* [Required work]: Show all lines holding "false".
<<<<
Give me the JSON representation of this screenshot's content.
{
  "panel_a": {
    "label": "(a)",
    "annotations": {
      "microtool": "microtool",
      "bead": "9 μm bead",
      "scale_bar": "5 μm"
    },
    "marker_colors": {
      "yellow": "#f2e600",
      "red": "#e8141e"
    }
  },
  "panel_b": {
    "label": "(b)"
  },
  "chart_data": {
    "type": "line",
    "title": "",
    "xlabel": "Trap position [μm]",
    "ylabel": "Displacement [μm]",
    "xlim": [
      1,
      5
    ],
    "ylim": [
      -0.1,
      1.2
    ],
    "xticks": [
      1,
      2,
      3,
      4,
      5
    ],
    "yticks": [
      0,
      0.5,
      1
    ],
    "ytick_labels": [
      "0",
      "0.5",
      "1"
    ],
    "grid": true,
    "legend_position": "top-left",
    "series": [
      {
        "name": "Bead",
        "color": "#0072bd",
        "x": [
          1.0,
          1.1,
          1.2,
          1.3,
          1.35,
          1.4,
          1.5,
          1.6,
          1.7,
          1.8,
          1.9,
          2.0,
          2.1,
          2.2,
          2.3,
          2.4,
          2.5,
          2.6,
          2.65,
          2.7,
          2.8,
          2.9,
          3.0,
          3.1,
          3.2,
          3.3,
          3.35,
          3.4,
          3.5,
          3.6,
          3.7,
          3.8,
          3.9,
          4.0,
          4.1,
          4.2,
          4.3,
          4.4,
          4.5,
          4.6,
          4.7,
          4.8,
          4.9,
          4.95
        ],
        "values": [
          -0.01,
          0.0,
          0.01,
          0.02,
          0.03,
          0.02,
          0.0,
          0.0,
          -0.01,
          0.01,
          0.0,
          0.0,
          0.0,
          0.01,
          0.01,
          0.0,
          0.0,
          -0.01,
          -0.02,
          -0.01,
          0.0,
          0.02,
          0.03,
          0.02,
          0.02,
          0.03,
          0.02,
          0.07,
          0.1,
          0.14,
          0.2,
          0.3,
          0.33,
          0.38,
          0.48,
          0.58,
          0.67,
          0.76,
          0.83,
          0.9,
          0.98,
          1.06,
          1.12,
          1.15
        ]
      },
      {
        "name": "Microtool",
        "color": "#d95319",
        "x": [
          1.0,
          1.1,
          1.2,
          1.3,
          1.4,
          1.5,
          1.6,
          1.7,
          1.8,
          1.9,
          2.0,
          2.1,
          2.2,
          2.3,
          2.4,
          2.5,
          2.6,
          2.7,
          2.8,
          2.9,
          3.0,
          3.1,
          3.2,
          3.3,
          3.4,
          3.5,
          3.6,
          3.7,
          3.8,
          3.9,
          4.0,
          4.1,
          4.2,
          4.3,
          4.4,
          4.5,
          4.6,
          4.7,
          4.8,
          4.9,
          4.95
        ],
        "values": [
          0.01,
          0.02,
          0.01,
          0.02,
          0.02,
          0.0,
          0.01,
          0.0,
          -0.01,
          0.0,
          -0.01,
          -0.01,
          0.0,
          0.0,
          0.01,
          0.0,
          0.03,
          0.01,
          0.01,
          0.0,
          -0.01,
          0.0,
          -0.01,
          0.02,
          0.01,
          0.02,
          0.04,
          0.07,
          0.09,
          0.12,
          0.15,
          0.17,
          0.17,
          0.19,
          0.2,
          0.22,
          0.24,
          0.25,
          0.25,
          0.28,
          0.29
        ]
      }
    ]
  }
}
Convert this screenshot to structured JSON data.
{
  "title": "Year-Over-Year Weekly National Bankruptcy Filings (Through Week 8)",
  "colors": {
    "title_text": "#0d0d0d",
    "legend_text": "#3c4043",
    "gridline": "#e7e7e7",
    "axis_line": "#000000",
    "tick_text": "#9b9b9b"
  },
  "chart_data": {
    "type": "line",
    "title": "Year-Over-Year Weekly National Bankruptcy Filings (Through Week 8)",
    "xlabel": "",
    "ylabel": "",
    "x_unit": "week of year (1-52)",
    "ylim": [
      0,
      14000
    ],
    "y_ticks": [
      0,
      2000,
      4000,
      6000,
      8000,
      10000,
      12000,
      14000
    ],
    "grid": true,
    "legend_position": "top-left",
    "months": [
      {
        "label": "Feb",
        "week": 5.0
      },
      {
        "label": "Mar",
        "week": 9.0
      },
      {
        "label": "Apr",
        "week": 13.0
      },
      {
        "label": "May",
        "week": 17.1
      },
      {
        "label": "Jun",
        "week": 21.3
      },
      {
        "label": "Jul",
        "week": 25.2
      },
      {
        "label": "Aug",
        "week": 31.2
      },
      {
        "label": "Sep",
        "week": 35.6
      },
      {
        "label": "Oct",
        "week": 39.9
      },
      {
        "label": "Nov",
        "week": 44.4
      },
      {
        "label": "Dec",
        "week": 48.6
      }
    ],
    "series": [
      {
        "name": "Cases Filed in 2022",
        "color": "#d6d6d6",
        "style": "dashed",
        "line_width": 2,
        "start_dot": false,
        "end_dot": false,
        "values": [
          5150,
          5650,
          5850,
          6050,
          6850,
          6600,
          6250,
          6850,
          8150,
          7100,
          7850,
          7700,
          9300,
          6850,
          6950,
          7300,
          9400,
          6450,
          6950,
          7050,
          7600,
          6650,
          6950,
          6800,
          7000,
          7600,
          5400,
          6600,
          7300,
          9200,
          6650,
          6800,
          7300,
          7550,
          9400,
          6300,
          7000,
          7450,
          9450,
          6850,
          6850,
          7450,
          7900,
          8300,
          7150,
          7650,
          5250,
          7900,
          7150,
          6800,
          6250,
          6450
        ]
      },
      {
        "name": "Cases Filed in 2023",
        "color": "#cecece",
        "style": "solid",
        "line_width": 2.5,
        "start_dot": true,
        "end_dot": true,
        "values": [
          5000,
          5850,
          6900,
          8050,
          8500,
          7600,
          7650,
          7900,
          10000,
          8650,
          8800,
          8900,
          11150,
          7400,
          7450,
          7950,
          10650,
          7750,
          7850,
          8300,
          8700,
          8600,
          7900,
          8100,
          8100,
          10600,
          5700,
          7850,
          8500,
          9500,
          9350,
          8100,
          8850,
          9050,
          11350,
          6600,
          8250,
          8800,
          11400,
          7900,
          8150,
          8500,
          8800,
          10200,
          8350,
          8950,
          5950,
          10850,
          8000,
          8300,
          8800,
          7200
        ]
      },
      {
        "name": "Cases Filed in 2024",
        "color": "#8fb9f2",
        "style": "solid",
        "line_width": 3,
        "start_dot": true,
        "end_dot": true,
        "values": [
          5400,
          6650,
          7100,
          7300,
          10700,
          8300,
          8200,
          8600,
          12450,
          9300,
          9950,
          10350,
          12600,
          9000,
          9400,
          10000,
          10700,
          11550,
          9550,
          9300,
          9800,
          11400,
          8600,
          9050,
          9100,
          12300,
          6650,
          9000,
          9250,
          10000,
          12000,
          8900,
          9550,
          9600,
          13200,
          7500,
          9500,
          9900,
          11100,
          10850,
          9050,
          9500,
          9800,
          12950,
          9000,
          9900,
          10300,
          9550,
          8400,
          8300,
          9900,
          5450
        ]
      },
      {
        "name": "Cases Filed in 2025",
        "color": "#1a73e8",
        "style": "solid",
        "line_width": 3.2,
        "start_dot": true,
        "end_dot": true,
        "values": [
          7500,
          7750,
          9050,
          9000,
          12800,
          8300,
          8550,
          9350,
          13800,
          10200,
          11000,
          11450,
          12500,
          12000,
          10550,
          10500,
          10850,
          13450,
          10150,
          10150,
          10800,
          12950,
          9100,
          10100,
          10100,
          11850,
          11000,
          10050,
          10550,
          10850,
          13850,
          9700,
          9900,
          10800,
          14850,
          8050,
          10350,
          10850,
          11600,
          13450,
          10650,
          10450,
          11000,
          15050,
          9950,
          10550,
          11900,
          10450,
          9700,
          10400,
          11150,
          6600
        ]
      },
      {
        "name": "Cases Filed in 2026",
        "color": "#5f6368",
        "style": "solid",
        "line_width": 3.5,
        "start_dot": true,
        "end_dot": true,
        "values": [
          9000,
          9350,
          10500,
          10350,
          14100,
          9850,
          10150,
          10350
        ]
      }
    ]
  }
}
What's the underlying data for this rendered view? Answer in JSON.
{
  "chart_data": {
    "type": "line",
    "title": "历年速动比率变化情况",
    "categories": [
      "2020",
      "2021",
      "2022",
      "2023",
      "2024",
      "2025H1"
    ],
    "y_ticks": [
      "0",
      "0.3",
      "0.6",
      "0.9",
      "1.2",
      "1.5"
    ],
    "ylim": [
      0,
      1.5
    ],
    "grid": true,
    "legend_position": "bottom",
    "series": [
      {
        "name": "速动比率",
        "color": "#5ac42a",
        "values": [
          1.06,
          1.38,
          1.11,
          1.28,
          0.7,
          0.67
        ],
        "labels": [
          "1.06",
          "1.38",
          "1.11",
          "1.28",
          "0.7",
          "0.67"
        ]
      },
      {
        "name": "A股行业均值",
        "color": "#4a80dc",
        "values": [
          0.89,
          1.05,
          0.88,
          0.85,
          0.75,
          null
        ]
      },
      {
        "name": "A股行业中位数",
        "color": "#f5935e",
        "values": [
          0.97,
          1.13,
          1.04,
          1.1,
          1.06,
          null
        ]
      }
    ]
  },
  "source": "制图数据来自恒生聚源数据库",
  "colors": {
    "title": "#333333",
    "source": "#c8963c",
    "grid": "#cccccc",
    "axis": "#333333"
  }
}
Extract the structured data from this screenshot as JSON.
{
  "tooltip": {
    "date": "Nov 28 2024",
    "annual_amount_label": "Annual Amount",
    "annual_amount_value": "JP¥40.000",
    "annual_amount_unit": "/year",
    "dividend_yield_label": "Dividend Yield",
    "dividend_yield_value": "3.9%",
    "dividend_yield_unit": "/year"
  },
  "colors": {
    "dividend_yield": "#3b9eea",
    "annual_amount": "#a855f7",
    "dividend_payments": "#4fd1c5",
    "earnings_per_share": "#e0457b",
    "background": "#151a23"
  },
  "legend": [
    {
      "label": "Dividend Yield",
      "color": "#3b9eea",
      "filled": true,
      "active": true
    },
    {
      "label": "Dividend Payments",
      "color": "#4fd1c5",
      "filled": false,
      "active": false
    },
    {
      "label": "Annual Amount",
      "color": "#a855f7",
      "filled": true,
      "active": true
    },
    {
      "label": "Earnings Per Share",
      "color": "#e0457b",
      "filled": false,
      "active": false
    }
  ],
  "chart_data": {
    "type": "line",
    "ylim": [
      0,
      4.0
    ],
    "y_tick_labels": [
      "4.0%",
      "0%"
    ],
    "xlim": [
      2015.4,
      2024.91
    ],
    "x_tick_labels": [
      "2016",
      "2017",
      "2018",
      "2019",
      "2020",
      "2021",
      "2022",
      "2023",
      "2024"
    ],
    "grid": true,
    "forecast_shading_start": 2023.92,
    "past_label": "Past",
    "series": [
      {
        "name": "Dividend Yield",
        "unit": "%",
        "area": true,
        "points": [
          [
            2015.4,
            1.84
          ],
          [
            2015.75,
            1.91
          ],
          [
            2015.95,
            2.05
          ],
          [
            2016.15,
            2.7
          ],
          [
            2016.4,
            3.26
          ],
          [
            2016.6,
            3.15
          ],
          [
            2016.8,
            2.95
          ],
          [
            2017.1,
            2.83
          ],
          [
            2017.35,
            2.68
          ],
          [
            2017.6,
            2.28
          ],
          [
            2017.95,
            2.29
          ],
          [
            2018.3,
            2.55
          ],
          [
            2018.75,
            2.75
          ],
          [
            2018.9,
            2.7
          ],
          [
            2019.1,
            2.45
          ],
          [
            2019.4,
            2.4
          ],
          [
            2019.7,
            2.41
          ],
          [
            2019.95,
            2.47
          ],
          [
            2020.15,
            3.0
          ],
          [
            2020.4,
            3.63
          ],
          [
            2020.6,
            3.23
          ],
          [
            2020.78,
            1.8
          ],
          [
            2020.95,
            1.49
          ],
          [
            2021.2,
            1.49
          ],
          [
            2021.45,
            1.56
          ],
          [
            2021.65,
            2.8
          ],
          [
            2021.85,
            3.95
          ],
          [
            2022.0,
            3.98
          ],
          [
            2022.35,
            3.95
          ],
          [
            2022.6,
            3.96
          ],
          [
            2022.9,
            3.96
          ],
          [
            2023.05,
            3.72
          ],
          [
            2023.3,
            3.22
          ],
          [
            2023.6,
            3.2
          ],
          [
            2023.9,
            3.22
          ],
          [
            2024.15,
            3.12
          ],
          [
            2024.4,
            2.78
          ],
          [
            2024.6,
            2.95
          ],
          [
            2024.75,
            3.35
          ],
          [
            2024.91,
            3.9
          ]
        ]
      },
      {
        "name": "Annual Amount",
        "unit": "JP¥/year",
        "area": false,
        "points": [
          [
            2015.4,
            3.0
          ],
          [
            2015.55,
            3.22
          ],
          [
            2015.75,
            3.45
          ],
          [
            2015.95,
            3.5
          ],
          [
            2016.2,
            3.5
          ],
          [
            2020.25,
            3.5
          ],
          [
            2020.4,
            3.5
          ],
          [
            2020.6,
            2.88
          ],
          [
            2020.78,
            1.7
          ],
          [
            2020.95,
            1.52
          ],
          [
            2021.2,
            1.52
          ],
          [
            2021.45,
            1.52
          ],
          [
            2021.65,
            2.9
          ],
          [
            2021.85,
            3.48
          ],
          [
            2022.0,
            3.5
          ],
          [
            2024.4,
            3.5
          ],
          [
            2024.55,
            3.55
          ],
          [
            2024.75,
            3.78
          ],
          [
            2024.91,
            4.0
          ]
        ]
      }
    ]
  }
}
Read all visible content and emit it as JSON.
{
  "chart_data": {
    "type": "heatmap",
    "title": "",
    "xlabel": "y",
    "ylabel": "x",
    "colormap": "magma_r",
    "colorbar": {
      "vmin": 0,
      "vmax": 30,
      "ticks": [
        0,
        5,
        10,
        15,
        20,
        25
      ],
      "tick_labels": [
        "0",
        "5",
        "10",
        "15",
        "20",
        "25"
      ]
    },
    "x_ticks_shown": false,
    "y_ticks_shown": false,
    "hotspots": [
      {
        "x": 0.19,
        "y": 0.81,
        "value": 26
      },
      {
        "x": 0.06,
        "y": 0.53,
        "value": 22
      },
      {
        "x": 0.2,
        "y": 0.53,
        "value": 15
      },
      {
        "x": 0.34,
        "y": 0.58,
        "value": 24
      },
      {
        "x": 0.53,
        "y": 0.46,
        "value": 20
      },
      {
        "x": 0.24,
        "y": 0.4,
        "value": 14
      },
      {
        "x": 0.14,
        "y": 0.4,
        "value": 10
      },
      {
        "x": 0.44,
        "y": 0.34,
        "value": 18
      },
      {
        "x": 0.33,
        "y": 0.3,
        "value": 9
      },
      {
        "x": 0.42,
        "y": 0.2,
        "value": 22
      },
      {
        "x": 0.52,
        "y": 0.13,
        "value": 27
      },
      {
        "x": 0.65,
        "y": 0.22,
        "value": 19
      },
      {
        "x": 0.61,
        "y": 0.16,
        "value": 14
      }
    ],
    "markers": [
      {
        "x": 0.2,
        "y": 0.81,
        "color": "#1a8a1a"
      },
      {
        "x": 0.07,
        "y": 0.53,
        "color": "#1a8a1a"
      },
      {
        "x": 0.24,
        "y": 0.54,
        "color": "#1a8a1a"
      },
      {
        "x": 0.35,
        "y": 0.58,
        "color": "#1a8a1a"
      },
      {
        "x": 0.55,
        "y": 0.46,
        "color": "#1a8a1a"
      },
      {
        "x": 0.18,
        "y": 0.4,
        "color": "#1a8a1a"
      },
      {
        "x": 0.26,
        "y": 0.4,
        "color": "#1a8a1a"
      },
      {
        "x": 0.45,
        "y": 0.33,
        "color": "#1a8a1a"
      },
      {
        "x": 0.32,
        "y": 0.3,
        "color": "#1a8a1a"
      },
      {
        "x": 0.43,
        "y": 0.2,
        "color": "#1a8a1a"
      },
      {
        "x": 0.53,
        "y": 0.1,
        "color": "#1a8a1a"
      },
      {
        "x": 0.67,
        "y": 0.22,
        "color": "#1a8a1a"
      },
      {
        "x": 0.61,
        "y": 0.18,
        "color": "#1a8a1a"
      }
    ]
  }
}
>>>>
* [Answer for the task]:
        "start_dot": false,
        "end_dot": false,
      "filled": false,
      "active": false
      "filled": false,
      "active": false
        "area": false,
    "x_ticks_shown": false,
    "y_ticks_shown": false,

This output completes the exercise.